3 de setembro de 2014

O acúmulo de atrasos do Arco Metropolitano criou uma situação preocupante para a futura rodovia. Não há mais dúvidas, o Arco só ficará totalmente pronto no mínimo em 2017. Mas como a obra sequer foi licitada e mais da metade dela voltou à fase de estudos, o cronograma do Arco já ameaça transformar no futuro a obra em um desafio de uma década de existência.

Diante dos crônicos engarrafamentos na BR-101 urbana, em 2008 o Estado encomendou um estudo sobre um desvio. Essa longa alça viária, o Arco, funcionará como um desvio da rodovia federal a partir de Igarassu por fora do Recife, cruzando a BR-408 e também a BR-232, para voltar à BR-101 no Cabo de Santo Agostinho.

O projeto do Arco mudou várias vezes e hoje ele deve chegar a 100 quilômetros de extensão. Seu último orçamento, de R$ 1,34 bilhão, também indefinido, pode subir R$ 200 milhões.

•••

**EXPERIMENTE:** De acordo com o trecho sobre o Arco Metropolitano, qual extensão o projeto deve ter hoje?

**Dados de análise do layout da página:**
•••

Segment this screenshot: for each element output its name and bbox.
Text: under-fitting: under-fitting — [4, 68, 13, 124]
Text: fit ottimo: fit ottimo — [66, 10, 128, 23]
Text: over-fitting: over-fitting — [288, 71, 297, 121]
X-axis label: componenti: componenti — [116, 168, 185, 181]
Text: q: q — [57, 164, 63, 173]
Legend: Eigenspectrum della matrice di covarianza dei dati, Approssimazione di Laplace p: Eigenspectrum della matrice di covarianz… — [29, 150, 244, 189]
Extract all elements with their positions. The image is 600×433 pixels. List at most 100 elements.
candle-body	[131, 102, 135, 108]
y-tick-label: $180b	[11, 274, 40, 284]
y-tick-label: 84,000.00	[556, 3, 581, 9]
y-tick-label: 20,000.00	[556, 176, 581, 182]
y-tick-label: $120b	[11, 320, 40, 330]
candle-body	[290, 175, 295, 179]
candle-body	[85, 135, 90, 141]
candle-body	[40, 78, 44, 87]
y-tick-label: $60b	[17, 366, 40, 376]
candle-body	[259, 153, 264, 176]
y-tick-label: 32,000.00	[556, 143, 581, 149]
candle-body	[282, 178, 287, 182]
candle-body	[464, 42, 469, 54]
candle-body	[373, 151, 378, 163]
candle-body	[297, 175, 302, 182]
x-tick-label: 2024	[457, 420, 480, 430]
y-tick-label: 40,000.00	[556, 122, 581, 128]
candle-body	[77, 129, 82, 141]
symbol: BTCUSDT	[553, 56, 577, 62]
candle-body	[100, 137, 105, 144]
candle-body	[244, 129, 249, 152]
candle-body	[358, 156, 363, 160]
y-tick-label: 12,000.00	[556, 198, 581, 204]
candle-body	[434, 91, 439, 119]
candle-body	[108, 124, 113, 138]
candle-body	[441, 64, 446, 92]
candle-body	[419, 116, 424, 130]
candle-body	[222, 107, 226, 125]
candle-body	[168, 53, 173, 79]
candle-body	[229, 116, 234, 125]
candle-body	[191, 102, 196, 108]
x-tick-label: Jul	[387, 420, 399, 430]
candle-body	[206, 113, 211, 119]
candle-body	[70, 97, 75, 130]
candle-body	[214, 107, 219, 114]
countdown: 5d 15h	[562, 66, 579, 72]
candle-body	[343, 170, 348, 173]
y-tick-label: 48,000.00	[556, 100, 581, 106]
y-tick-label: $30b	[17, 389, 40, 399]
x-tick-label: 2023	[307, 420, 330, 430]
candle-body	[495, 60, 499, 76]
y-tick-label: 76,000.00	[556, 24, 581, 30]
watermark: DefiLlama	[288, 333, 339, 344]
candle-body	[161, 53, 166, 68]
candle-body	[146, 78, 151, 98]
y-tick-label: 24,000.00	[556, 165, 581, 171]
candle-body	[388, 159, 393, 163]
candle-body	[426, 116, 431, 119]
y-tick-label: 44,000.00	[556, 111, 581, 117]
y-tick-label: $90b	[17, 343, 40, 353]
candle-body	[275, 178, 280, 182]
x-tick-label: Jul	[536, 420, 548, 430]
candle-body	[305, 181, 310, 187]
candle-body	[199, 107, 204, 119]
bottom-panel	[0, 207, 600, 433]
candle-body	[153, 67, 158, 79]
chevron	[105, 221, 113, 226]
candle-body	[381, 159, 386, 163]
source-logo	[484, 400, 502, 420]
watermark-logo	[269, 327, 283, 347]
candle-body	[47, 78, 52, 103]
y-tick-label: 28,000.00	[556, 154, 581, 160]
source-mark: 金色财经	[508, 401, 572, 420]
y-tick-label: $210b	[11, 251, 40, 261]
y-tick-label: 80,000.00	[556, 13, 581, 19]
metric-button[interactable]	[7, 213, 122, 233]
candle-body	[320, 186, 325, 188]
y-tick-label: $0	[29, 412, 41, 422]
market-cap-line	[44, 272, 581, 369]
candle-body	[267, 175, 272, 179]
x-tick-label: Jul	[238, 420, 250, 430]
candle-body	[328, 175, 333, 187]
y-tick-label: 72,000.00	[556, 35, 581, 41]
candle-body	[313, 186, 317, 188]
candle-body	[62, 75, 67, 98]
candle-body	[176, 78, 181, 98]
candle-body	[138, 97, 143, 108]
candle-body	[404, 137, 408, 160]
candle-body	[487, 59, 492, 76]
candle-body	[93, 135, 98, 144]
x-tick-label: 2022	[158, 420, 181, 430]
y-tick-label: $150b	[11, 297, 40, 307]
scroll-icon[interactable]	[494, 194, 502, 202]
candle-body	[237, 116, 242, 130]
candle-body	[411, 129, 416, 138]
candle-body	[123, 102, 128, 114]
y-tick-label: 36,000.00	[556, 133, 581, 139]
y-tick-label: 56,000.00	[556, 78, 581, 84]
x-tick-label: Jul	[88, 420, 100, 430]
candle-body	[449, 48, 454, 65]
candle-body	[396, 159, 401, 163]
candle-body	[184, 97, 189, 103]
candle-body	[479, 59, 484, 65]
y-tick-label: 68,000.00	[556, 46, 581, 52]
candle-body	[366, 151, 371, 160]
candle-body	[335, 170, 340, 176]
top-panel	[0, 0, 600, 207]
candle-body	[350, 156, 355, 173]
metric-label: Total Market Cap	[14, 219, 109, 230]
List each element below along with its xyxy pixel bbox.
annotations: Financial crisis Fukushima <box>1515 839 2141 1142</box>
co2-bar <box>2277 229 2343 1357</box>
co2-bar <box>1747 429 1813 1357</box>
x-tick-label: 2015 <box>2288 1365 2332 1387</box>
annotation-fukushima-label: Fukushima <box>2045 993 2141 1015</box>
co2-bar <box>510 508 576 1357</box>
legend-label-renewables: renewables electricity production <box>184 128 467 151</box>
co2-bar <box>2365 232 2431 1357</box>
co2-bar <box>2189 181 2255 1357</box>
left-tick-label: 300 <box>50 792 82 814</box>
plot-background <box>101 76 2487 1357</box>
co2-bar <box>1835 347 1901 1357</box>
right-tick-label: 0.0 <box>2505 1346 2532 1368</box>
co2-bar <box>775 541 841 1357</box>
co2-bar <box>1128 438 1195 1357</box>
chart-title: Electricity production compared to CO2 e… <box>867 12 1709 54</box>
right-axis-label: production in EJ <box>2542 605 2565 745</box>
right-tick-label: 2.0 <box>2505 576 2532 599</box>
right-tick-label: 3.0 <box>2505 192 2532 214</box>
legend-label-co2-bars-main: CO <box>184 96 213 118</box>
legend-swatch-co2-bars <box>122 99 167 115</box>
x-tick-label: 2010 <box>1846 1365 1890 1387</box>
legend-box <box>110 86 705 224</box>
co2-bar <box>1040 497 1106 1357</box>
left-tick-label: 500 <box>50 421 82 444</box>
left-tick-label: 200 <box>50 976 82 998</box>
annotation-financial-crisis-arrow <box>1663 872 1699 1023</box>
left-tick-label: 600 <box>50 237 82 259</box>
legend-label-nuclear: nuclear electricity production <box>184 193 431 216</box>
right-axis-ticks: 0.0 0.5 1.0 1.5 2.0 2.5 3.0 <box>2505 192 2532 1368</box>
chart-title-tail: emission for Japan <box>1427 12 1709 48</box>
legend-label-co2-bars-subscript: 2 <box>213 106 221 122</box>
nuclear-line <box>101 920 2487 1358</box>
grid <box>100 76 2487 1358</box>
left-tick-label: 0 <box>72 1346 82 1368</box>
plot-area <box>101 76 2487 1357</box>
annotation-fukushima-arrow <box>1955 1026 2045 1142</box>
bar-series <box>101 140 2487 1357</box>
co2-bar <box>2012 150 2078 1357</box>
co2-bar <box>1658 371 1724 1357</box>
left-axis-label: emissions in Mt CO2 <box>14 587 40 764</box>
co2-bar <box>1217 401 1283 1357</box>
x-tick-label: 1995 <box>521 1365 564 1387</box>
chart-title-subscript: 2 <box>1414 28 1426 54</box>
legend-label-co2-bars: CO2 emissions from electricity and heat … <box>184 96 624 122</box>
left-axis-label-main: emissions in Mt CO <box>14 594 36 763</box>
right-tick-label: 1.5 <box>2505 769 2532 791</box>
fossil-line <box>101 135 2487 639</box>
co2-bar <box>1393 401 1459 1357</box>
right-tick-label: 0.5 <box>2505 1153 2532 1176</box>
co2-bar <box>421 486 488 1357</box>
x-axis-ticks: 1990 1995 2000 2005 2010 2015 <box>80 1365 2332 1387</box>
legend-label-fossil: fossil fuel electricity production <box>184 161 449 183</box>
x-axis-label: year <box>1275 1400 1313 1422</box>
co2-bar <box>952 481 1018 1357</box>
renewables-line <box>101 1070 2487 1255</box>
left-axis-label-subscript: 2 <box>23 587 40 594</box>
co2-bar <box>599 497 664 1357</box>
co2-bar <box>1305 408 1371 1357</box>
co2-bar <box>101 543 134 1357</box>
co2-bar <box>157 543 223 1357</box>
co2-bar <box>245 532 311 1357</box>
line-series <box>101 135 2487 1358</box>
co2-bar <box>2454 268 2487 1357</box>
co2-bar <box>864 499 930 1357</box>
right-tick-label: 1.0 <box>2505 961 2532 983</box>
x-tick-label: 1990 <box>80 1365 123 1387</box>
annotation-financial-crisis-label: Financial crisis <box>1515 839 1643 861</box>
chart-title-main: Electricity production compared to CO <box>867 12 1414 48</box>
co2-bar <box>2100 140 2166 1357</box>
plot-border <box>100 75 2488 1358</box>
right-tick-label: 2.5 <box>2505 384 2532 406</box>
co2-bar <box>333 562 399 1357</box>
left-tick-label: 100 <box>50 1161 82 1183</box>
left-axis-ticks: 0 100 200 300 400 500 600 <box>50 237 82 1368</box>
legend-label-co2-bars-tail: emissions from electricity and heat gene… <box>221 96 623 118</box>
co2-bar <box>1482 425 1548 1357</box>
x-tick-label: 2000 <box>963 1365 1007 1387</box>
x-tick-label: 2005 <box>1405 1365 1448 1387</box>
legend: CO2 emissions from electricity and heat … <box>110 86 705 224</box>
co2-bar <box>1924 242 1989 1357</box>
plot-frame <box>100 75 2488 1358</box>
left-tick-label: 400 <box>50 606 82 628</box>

•••

**RESPOSTA ESCRITA:** Deve chegar a 100 quilômetros de extensão.